WHAT IS REQUIRED: Reproduce every line of the records below word for word, but leave out the pictures.

DATA LINES:

--- begin ---

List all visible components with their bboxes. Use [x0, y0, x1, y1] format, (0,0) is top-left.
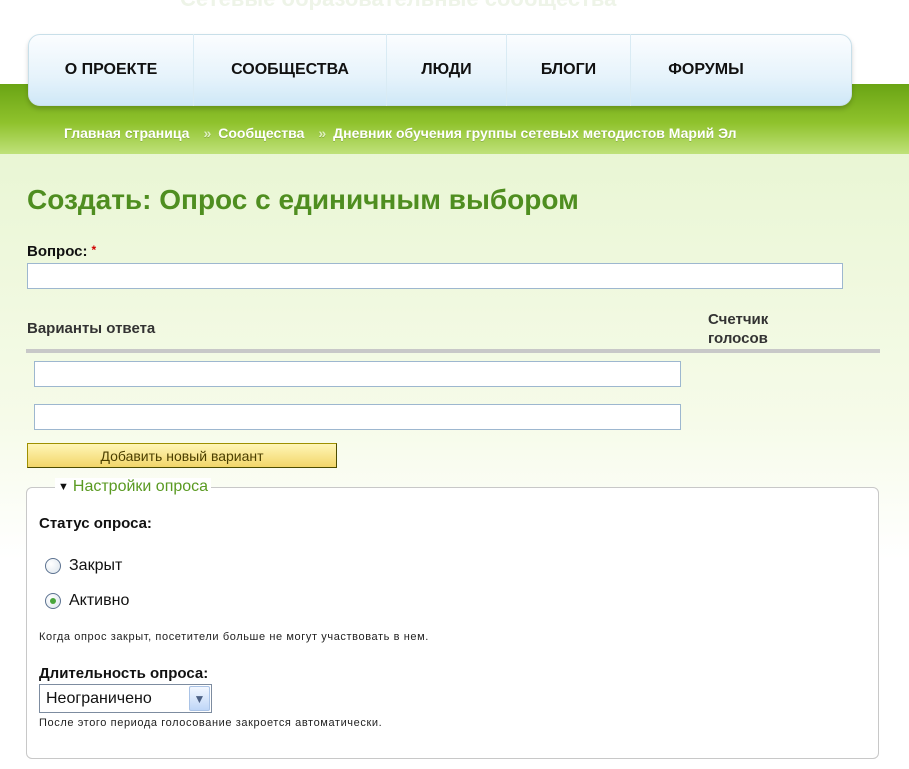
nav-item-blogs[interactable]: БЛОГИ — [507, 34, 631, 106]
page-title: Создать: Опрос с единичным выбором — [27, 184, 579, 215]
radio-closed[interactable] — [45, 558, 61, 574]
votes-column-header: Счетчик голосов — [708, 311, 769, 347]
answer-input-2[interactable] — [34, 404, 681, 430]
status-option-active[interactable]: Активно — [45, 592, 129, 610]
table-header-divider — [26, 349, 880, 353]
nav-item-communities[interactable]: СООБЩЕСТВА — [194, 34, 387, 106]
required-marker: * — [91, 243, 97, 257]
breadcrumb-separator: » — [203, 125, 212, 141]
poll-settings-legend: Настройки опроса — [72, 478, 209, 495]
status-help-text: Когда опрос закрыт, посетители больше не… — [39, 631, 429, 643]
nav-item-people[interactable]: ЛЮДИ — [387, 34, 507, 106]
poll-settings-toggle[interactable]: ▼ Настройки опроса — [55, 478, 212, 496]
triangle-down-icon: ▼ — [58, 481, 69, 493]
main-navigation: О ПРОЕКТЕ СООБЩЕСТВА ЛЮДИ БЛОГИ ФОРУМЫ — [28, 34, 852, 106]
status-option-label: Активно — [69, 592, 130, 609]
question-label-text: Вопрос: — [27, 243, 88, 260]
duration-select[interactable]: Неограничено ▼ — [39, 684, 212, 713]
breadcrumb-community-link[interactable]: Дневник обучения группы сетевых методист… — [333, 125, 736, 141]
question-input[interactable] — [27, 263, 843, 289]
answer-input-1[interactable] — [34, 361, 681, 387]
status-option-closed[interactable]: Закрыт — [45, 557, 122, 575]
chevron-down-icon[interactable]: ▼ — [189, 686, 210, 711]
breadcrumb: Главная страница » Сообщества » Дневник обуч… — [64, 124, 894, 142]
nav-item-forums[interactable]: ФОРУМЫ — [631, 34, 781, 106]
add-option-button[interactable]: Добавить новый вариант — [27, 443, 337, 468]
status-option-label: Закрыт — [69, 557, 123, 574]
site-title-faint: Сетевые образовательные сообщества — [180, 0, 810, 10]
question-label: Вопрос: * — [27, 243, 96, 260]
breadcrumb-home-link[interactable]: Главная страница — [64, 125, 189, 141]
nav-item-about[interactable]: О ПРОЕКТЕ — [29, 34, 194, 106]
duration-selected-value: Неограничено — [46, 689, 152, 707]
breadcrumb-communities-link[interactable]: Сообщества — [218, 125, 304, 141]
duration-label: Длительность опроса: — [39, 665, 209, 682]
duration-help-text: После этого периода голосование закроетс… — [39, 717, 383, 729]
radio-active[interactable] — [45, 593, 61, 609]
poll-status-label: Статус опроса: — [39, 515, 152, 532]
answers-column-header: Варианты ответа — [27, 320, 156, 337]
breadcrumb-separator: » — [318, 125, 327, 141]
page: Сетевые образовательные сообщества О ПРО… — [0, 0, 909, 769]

--- end ---

WRITTEN SOLUTION:
List all visible components with their bboxes. Use [x0, y0, x1, y1] format, (0,0) is top-left.
nav-item-blogs[interactable]: БЛОГИ — [507, 34, 631, 106]
page-title: Создать: Опрос с единичным выбором — [27, 184, 579, 215]
radio-closed[interactable] — [45, 558, 61, 574]
votes-column-header: Счетчик голосов — [708, 311, 769, 347]
answer-input-2[interactable] — [34, 404, 681, 430]
status-option-active[interactable]: Активно — [45, 592, 129, 610]
table-header-divider — [26, 349, 880, 353]
nav-item-communities[interactable]: СООБЩЕСТВА — [194, 34, 387, 106]
required-marker: * — [91, 243, 97, 257]
breadcrumb-separator: » — [203, 125, 212, 141]
poll-settings-legend: Настройки опроса — [72, 478, 209, 495]
status-help-text: Когда опрос закрыт, посетители больше не… — [39, 631, 429, 643]
nav-item-people[interactable]: ЛЮДИ — [387, 34, 507, 106]
poll-settings-toggle[interactable]: ▼ Настройки опроса — [55, 478, 212, 496]
triangle-down-icon: ▼ — [58, 481, 69, 493]
main-navigation: О ПРОЕКТЕ СООБЩЕСТВА ЛЮДИ БЛОГИ ФОРУМЫ — [28, 34, 852, 106]
status-option-label: Активно — [69, 592, 130, 609]
question-label-text: Вопрос: — [27, 243, 88, 260]
duration-select[interactable]: Неограничено ▼ — [39, 684, 212, 713]
breadcrumb-community-link[interactable]: Дневник обучения группы сетевых методист… — [333, 125, 736, 141]
question-input[interactable] — [27, 263, 843, 289]
answer-input-1[interactable] — [34, 361, 681, 387]
status-option-closed[interactable]: Закрыт — [45, 557, 122, 575]
chevron-down-icon[interactable]: ▼ — [189, 686, 210, 711]
breadcrumb: Главная страница » Сообщества » Дневник обуч… — [64, 124, 894, 142]
nav-item-forums[interactable]: ФОРУМЫ — [631, 34, 781, 106]
add-option-button[interactable]: Добавить новый вариант — [27, 443, 337, 468]
status-option-label: Закрыт — [69, 557, 123, 574]
site-title-faint: Сетевые образовательные сообщества — [180, 0, 810, 10]
question-label: Вопрос: * — [27, 243, 96, 260]
breadcrumb-home-link[interactable]: Главная страница — [64, 125, 189, 141]
nav-item-about[interactable]: О ПРОЕКТЕ — [29, 34, 194, 106]
duration-selected-value: Неограничено — [46, 689, 152, 707]
breadcrumb-communities-link[interactable]: Сообщества — [218, 125, 304, 141]
duration-label: Длительность опроса: — [39, 665, 209, 682]
duration-help-text: После этого периода голосование закроетс… — [39, 717, 383, 729]
radio-active[interactable] — [45, 593, 61, 609]
poll-status-label: Статус опроса: — [39, 515, 152, 532]
answers-column-header: Варианты ответа — [27, 320, 156, 337]
breadcrumb-separator: » — [318, 125, 327, 141]
page: Сетевые образовательные сообщества О ПРО… — [0, 0, 909, 769]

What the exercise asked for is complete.